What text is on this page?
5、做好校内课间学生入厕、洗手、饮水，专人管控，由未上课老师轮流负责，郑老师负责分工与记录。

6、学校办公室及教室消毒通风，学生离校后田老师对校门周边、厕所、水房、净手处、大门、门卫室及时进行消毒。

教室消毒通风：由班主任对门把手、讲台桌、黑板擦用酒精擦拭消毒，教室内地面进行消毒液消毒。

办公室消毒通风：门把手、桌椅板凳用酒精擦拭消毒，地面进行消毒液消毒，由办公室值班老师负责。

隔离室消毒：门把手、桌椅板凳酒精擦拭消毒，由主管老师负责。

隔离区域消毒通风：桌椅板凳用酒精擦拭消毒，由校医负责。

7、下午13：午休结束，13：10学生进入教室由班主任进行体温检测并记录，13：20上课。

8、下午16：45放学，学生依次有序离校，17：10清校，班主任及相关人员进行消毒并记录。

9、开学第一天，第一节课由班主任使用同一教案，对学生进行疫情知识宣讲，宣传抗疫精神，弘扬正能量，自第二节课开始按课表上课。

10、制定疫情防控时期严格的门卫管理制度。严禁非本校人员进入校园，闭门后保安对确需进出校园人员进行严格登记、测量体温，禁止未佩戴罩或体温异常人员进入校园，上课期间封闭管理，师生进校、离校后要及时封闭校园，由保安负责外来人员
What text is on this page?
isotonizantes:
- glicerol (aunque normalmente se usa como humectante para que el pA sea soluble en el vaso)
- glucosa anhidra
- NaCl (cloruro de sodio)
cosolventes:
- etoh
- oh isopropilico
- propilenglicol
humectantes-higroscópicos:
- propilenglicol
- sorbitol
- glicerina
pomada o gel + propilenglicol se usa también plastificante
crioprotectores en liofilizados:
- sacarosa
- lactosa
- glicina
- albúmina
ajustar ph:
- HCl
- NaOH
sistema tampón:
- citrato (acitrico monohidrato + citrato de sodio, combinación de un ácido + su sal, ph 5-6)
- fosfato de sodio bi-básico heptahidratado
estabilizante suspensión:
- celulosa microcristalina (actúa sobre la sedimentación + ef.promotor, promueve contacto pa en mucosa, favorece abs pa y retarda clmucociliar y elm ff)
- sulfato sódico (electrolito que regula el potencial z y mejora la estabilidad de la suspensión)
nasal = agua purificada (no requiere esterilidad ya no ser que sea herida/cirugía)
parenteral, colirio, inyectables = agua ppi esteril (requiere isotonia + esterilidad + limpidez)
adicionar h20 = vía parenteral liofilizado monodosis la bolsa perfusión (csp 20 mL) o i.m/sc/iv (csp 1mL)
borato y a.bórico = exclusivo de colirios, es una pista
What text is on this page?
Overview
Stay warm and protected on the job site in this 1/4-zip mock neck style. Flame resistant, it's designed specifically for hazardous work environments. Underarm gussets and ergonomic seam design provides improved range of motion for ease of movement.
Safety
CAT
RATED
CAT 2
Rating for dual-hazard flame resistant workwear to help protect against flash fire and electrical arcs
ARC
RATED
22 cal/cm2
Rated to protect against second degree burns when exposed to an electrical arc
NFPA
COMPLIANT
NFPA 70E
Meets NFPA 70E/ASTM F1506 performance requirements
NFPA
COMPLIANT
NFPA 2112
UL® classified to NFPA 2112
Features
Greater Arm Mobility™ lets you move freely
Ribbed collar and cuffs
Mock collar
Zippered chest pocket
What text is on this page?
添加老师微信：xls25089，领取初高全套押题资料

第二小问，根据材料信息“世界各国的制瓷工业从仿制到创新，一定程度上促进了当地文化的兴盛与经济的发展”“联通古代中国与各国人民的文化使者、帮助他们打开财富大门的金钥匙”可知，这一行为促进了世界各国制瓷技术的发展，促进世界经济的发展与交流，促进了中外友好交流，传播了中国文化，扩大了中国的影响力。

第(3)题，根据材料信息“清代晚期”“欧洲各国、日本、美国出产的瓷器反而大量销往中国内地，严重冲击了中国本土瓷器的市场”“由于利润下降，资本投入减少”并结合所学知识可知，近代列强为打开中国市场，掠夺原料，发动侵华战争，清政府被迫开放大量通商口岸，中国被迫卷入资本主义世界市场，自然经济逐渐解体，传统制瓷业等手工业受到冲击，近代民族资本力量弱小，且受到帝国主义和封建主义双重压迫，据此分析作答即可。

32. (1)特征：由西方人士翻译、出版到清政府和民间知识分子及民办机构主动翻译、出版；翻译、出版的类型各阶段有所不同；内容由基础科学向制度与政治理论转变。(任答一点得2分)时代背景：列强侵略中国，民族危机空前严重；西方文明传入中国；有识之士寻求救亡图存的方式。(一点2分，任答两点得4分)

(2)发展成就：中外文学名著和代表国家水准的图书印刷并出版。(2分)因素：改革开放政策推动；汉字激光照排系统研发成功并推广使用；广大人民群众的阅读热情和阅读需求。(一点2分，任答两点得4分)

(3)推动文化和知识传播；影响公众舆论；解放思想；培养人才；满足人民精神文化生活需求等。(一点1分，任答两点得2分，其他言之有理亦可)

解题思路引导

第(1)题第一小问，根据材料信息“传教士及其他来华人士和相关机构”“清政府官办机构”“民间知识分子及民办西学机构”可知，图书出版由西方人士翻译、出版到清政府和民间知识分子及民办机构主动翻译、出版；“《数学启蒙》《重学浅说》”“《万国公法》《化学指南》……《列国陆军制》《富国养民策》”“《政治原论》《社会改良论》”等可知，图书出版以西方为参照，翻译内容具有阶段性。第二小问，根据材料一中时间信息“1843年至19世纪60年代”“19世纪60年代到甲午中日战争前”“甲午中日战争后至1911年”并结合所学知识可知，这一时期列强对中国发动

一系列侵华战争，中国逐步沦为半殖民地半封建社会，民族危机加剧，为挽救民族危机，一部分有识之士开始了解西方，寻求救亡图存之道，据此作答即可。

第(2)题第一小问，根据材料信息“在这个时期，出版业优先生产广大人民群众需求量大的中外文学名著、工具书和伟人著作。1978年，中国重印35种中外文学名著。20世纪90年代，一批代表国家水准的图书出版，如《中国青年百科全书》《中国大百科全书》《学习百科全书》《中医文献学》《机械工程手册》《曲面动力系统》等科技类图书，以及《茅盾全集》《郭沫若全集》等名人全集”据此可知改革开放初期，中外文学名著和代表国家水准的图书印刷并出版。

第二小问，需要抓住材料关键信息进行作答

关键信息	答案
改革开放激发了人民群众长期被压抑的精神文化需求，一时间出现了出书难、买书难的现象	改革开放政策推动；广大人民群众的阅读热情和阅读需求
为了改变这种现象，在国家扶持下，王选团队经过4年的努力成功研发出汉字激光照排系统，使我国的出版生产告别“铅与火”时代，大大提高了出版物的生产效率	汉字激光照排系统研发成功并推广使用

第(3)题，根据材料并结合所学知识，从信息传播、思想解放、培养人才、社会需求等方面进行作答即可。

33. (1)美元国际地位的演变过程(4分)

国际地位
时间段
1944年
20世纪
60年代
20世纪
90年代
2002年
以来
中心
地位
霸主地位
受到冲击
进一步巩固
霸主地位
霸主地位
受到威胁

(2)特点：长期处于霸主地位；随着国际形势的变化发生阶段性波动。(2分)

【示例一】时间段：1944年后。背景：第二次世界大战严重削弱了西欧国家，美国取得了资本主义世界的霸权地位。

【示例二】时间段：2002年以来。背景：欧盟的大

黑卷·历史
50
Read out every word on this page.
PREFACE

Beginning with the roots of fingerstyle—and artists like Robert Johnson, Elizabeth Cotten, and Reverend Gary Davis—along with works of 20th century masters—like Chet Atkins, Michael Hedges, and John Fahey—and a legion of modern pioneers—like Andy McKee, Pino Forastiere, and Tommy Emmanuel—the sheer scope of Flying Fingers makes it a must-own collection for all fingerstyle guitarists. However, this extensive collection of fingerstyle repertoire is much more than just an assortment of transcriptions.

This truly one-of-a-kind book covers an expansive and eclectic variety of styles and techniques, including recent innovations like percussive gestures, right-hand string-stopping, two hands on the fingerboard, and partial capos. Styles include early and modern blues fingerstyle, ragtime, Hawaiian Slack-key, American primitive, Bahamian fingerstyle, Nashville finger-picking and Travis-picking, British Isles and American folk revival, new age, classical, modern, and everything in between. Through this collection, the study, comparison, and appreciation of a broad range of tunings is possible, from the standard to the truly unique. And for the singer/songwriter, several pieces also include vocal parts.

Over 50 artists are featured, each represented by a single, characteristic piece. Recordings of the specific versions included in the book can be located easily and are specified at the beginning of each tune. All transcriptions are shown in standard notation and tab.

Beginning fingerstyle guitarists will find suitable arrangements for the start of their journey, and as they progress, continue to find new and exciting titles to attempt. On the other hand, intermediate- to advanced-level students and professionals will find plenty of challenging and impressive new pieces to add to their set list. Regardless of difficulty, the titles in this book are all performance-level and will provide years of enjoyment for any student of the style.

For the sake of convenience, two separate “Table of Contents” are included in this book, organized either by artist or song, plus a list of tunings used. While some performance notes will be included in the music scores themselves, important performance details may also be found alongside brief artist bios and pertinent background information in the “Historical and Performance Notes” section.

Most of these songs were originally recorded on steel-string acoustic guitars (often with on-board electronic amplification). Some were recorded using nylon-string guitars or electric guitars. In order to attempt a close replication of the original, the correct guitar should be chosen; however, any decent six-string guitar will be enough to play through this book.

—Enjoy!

#####

Directions for this task:
Which lines hold the word "桌椅板凳用酒精擦拭消毒"? Return all of them from the records above.

Response below:
办公室消毒通风：门把手、桌椅板凳用酒精擦拭消毒，地面进行消毒液消毒，由办公室值班老师负责。
隔离区域消毒通风：桌椅板凳用酒精擦拭消毒，由校医负责。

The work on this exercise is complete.